◆ **Consigne écrite 1**
D'après l'extrait sur l'acquisition du langage, qu'est-ce qui fait actuellement l'objet d'un regain d'intérêt ?

5. En guise de conclusion : acquisition du langage et cognition incarnée

Nous avons vu que l’accès à la symbolisation se jouait avec les premiers gestes de pointage, qui mettent en jeu conjointement le corps, le regard, et parfois la voix. Nous espérons avoir suffisamment souligné aussi l’implication de la motricité dans l’acquisition du langage –à travers la compréhension et la production de gestes acoustiques, mais aussi des expressions du visage, par exemple (Cabrejo-Parra, 2004). Penser la place de cette motricité dans les premières expressions langagières nous semble primordial, c'est pourquoi nous avons choisi de nous intéresser aux premières formes d'expression du mouvement. Peut-on, pour autant, suggérer l'existence d'un lien entre les premières expériences motrices et les premières évocations langagières qui s'y rapportent?

La réponse à cette question ne va pas de soi, nous l’avons vu, même si de nombreux travaux se sont attachés à lier langage et cognition spatiale. Les premiers résultats présentés en début de parcours sont d'autant plus difficiles à interpréter que la cognition spatiale y est souvent présentée comme un ensemble de structures retravaillant l’espace vécu et perçu sur la base de modèles géométriques, et que le rôle du corps et des mécanismes cognitifs généraux liés à nos interactions avec le monde environnant n’a pas toujours été pris en compte. Cependant l’ancrage corporel de la cognition fait actuellement l’objet d’un regain d’intérêt, qui ne s’assimile pas entièrement à un retour à Piaget.

◆ **Données fournies**
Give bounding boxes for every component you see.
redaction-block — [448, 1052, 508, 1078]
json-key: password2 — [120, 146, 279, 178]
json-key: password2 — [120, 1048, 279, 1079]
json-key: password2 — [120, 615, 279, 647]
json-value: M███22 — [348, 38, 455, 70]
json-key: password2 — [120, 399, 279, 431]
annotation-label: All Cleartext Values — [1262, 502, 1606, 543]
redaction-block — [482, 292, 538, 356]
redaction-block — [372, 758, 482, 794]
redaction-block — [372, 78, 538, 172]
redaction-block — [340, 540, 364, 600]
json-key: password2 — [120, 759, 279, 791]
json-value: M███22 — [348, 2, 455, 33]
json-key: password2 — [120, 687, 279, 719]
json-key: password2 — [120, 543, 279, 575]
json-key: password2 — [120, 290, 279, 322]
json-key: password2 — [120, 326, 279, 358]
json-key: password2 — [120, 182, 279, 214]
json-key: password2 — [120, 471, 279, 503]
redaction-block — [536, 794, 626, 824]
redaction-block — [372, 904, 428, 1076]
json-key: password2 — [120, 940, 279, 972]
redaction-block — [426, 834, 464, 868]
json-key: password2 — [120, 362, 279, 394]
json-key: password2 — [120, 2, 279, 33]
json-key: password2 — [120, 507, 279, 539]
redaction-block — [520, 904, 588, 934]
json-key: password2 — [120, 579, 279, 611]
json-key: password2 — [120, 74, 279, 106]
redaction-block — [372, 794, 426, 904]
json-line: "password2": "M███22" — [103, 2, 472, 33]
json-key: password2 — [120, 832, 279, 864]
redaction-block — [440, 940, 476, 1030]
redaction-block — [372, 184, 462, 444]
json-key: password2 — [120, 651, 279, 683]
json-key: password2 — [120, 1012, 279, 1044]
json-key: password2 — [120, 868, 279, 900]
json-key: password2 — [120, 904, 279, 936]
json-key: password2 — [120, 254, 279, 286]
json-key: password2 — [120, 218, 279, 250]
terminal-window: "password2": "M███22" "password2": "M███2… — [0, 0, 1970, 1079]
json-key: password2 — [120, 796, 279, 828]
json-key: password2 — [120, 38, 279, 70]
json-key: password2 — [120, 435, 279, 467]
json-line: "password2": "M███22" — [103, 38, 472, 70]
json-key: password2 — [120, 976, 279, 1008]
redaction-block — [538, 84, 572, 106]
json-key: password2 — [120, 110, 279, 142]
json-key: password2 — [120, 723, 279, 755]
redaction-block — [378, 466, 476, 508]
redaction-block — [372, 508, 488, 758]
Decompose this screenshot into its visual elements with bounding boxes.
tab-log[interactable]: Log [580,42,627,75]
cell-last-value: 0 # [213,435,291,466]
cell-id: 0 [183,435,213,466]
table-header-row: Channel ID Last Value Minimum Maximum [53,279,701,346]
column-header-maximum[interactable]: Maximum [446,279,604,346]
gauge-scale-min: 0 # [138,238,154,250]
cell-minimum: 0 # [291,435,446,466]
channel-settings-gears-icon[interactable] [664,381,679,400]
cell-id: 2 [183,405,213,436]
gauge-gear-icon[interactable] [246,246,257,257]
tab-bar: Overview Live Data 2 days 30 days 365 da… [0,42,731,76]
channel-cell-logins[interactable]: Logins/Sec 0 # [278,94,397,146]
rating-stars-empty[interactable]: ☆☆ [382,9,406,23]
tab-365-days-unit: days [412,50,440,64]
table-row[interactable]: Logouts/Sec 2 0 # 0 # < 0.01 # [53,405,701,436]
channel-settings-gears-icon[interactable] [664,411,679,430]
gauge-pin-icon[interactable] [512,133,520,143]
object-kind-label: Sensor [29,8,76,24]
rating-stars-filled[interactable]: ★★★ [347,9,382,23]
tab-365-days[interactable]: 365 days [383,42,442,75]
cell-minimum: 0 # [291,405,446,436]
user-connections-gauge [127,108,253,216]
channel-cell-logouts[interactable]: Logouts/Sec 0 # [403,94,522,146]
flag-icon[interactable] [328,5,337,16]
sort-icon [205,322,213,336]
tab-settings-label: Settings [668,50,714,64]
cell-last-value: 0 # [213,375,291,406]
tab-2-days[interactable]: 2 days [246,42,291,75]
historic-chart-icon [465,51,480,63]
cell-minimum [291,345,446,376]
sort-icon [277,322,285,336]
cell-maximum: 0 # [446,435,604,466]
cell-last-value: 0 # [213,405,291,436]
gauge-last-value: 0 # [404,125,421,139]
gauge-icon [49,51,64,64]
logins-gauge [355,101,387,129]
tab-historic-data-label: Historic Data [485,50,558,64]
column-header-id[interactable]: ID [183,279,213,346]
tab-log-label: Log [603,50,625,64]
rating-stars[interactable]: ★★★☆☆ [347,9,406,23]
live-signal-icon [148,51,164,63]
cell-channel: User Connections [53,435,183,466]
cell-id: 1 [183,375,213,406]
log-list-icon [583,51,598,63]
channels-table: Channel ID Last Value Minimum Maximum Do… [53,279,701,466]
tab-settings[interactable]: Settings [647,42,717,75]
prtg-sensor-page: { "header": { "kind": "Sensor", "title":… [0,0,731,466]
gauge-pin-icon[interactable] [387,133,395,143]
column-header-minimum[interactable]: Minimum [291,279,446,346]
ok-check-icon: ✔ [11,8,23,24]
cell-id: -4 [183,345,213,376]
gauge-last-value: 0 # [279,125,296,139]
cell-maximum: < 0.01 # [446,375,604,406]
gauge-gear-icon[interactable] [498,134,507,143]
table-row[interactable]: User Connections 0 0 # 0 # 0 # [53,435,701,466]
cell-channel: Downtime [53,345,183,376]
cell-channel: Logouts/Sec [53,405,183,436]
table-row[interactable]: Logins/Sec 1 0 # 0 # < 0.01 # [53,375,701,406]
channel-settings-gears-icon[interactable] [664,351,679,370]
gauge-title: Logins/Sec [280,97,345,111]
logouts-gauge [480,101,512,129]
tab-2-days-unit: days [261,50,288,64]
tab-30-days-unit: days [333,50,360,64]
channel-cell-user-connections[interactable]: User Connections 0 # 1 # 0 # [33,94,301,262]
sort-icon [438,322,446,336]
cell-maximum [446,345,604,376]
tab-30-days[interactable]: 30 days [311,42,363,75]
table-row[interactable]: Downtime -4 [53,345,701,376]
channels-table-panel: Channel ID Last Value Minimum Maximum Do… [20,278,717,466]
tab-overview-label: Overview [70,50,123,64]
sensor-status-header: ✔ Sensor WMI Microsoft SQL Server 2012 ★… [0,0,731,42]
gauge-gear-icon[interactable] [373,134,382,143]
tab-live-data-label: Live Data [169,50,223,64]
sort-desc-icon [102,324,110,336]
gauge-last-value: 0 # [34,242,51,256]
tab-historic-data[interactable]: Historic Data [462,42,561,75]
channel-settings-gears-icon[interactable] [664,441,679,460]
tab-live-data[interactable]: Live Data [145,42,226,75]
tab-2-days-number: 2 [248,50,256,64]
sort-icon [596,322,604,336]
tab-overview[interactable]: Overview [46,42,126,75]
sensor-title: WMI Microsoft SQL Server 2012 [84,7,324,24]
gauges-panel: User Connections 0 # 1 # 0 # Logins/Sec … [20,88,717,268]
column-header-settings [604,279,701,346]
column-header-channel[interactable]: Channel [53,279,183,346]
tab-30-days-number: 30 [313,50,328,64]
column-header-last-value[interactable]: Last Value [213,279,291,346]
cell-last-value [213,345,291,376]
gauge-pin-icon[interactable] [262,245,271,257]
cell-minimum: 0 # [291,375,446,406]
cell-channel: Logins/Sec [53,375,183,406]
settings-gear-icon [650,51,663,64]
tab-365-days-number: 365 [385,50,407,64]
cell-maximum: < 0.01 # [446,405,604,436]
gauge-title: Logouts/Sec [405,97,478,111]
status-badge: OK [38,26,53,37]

◆ **Consigne écrite 2**
Transcrivez à l'identique les lignes des enregistrements, du début des enregistrements jusqu'à la ligne contenant "json-key: password2 — [120, 471, 279, 503]", celle-ci comprise.

◆ **Réponse 1**
L'ancrage corporel de la cognition.

◆ **Réponse 2**
Give bounding boxes for every component you see.
redaction-block — [448, 1052, 508, 1078]
json-key: password2 — [120, 146, 279, 178]
json-key: password2 — [120, 1048, 279, 1079]
json-key: password2 — [120, 615, 279, 647]
json-value: M███22 — [348, 38, 455, 70]
json-key: password2 — [120, 399, 279, 431]
annotation-label: All Cleartext Values — [1262, 502, 1606, 543]
redaction-block — [482, 292, 538, 356]
redaction-block — [372, 758, 482, 794]
redaction-block — [372, 78, 538, 172]
redaction-block — [340, 540, 364, 600]
json-key: password2 — [120, 759, 279, 791]
json-value: M███22 — [348, 2, 455, 33]
json-key: password2 — [120, 687, 279, 719]
json-key: password2 — [120, 543, 279, 575]
json-key: password2 — [120, 290, 279, 322]
json-key: password2 — [120, 326, 279, 358]
json-key: password2 — [120, 182, 279, 214]
json-key: password2 — [120, 471, 279, 503]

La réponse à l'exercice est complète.